### [Given instruction]
From the items below, output the lines from the one containing "data-point-c-1-11 [2323, 439, 2335, 451]" through the one containing "legend-value: =10.0 [1327, 30, 1376, 53]", inclusive, as a numbered list with blank lines left out.
BEGIN
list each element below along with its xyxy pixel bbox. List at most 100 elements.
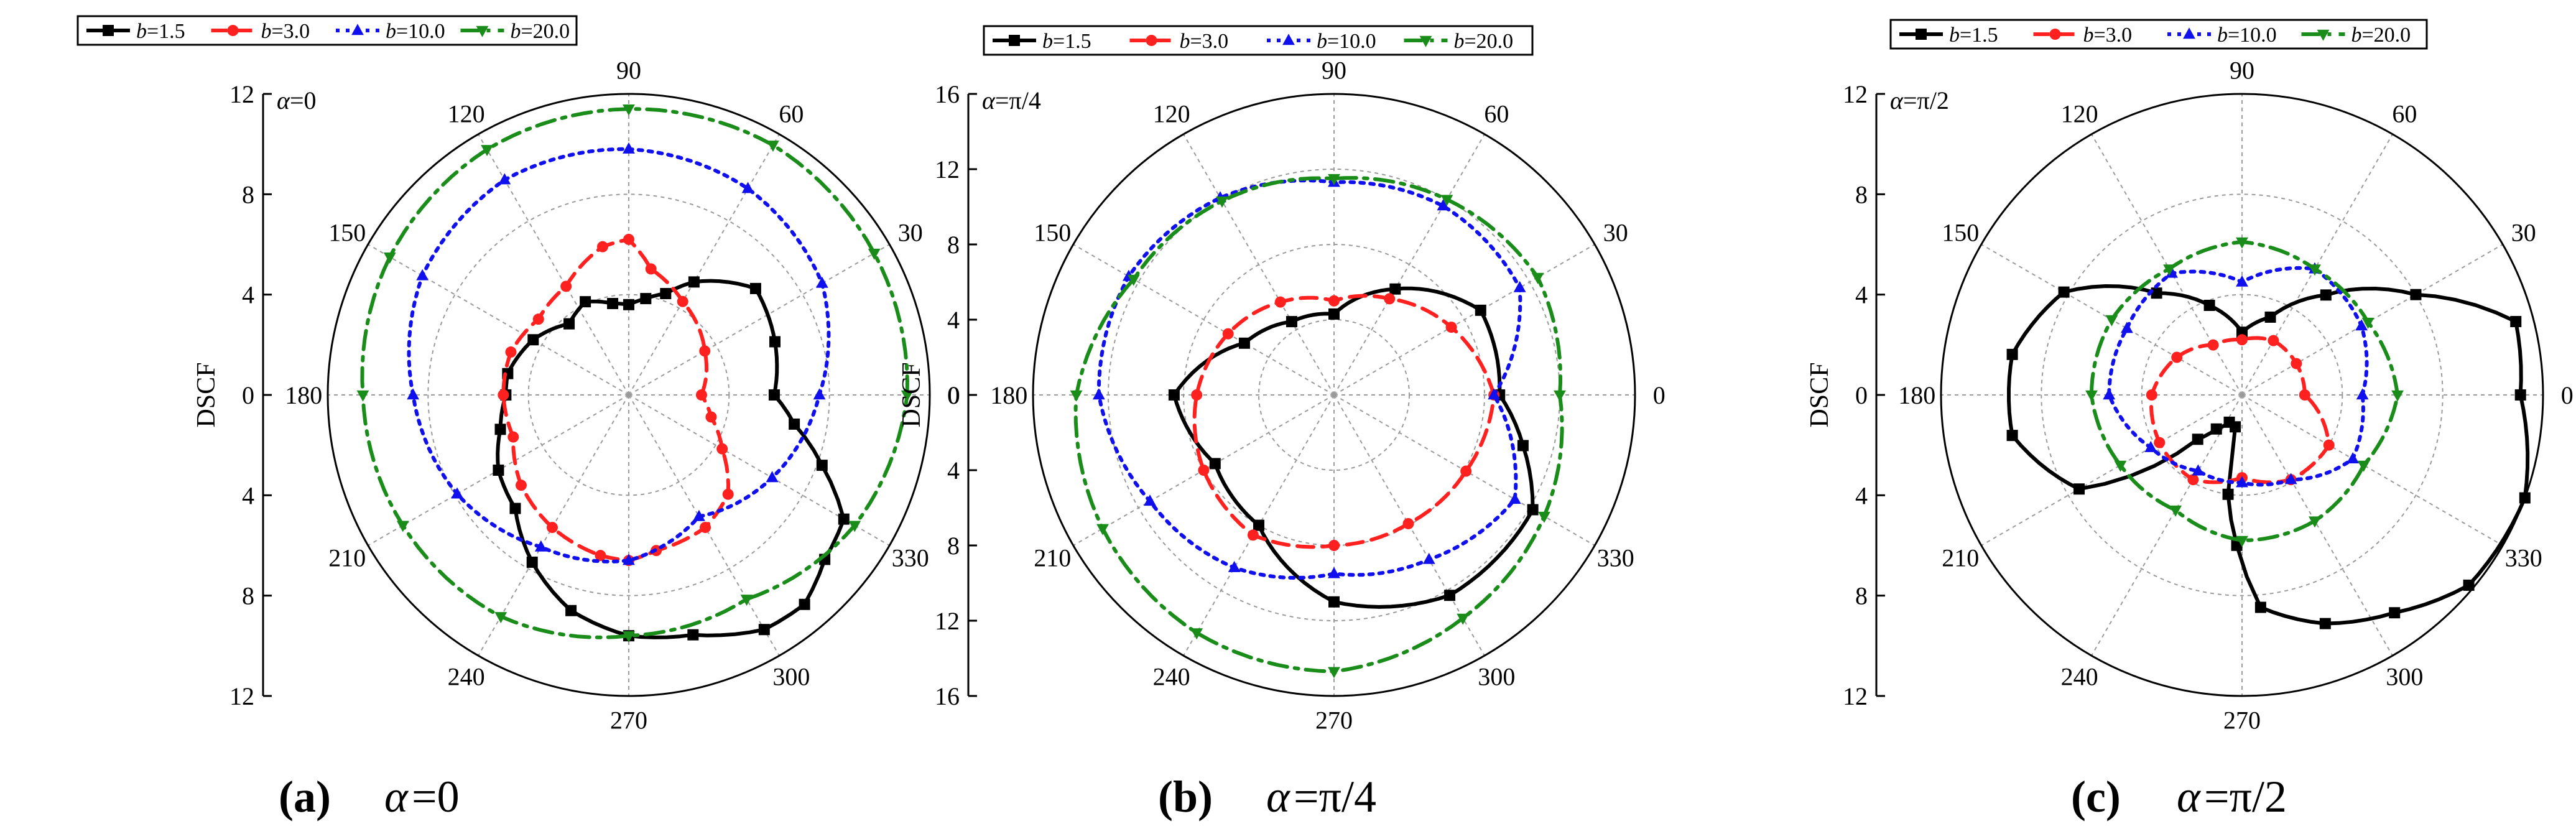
data-point-c-1-11 [2323, 439, 2335, 451]
legend-var: b [1317, 30, 1327, 53]
data-point-a-3-6 [356, 390, 369, 402]
data-point-a-3-7 [396, 521, 409, 532]
data-point-b-3-0 [1554, 390, 1566, 402]
data-point-b-1-3 [1328, 295, 1340, 307]
data-point-c-0-9 [2006, 348, 2018, 360]
legend-value: =10.0 [1327, 30, 1376, 53]
data-point-a-0-0 [768, 389, 780, 401]
series-b-2 [1092, 175, 1526, 580]
angle-label: 0 [2561, 381, 2574, 409]
data-point-a-2-6 [407, 388, 420, 400]
polar-plot-c: 0 30 60 90 120 150 180 210 240 270 300 330 12 8 4 0 4 8 12… [1805, 56, 2574, 734]
angle-label: 0 [1653, 381, 1666, 409]
data-point-a-2-0 [813, 388, 826, 400]
data-point-a-1-9 [498, 389, 509, 401]
legend-box [1889, 19, 2428, 50]
grid-spoke [2241, 394, 2393, 656]
legend-marker [1916, 29, 1927, 40]
angle-label: 30 [1603, 219, 1628, 247]
data-point-c-2-5 [2120, 322, 2133, 333]
data-point-b-0-7 [1209, 458, 1221, 470]
data-point-b-1-8 [1247, 529, 1259, 541]
data-point-c-2-7 [2144, 440, 2157, 452]
data-point-c-0-0 [2514, 389, 2526, 401]
data-point-a-0-20 [758, 624, 770, 636]
panel-c: 0 30 60 90 120 150 180 210 240 270 300 330 12 8 4 0 4 8 12… [1805, 19, 2574, 822]
legend-entry-label: b=20.0 [2351, 24, 2411, 47]
data-point-b-1-9 [1328, 540, 1340, 551]
corner-label-value: =π/4 [995, 86, 1041, 114]
data-point-a-0-24 [816, 460, 828, 471]
data-point-c-3-9 [2236, 535, 2248, 547]
data-point-b-2-1 [1513, 280, 1526, 292]
data-point-c-2-6 [2103, 388, 2116, 400]
data-point-b-1-2 [1384, 293, 1396, 305]
caption-alpha-b: α [1266, 772, 1290, 822]
data-point-b-1-6 [1191, 389, 1203, 401]
data-point-a-1-16 [700, 522, 711, 534]
angle-label: 210 [1034, 544, 1071, 572]
angle-label: 150 [328, 219, 366, 247]
radial-tick-label: 4 [947, 306, 960, 334]
data-point-c-0-19 [2319, 618, 2331, 629]
data-point-b-0-11 [1527, 504, 1539, 516]
data-point-a-3-11 [848, 521, 861, 532]
data-point-b-1-5 [1222, 328, 1234, 340]
outer-circle [1032, 93, 1636, 697]
data-point-b-3-4 [1216, 197, 1228, 208]
data-point-b-1-1 [1445, 322, 1457, 333]
data-point-b-2-8 [1228, 560, 1241, 572]
angle-label: 270 [610, 707, 647, 735]
y-axis-label: DSCF [192, 362, 221, 427]
data-point-c-3-2 [2309, 264, 2321, 276]
data-point-c-3-3 [2236, 237, 2248, 249]
angle-label: 270 [2223, 707, 2261, 735]
angle-label: 210 [1942, 544, 1979, 572]
radial-tick-label: 16 [935, 80, 960, 108]
legend-marker [1009, 35, 1020, 46]
angle-label: 300 [1478, 663, 1515, 691]
panel-b: 0 30 60 90 120 150 180 210 240 270 300 330 16 12 8 4 0 4 8… [897, 25, 1666, 822]
data-point-b-3-11 [1538, 511, 1550, 523]
polar-plot-a: 0 30 60 90 120 150 180 210 240 270 300 330 12 8 4 0 4 8 12… [192, 56, 960, 734]
series-line-a-0 [496, 279, 846, 639]
corner-label: α=0 [277, 86, 317, 114]
series-a-1 [498, 233, 734, 567]
radial-tick-label: 4 [1855, 481, 1868, 509]
angle-label: 120 [448, 100, 485, 127]
legend-box [76, 15, 578, 46]
data-point-c-0-4 [2264, 311, 2276, 323]
radial-tick-label: 4 [947, 457, 960, 484]
angle-label: 0 [948, 381, 960, 409]
angle-label: 240 [1153, 663, 1190, 691]
data-point-c-1-8 [2187, 474, 2199, 486]
data-point-c-2-0 [2356, 388, 2369, 400]
grid-spoke [1333, 134, 1485, 396]
data-point-c-1-4 [2207, 339, 2219, 351]
angle-label: 240 [2061, 663, 2098, 691]
data-point-a-2-3 [623, 142, 635, 154]
data-point-a-3-5 [383, 252, 396, 264]
grid-spoke [1073, 244, 1335, 396]
angle-label: 120 [2061, 100, 2098, 127]
legend-var: b [1454, 30, 1465, 53]
series-b-1 [1191, 293, 1500, 551]
data-point-c-0-6 [2203, 299, 2215, 311]
legend-value: =3.0 [272, 20, 310, 43]
radial-tick-label: 8 [242, 582, 254, 610]
data-point-c-1-7 [2154, 437, 2166, 448]
series-c-0 [2006, 284, 2531, 629]
legend-var: b [2083, 24, 2094, 47]
angle-label: 90 [616, 56, 641, 84]
angle-label: 60 [779, 100, 804, 127]
corner-label-symbol: α [1890, 86, 1904, 114]
data-point-c-0-10 [2006, 430, 2018, 442]
data-point-a-0-9 [563, 318, 575, 330]
grid-spoke [628, 244, 890, 396]
legend-box [983, 25, 1534, 56]
data-point-b-3-1 [1531, 272, 1544, 284]
data-point-a-3-2 [767, 141, 779, 152]
data-point-a-1-6 [560, 280, 572, 292]
data-point-b-0-5 [1238, 337, 1250, 349]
END
### [Reply]
1. data-point-c-1-11 [2323, 439, 2335, 451]
2. legend-var: b [1317, 30, 1327, 53]
3. data-point-a-3-6 [356, 390, 369, 402]
4. data-point-a-3-7 [396, 521, 409, 532]
5. data-point-b-3-0 [1554, 390, 1566, 402]
6. data-point-b-1-3 [1328, 295, 1340, 307]
7. data-point-c-0-9 [2006, 348, 2018, 360]
8. legend-value: =10.0 [1327, 30, 1376, 53]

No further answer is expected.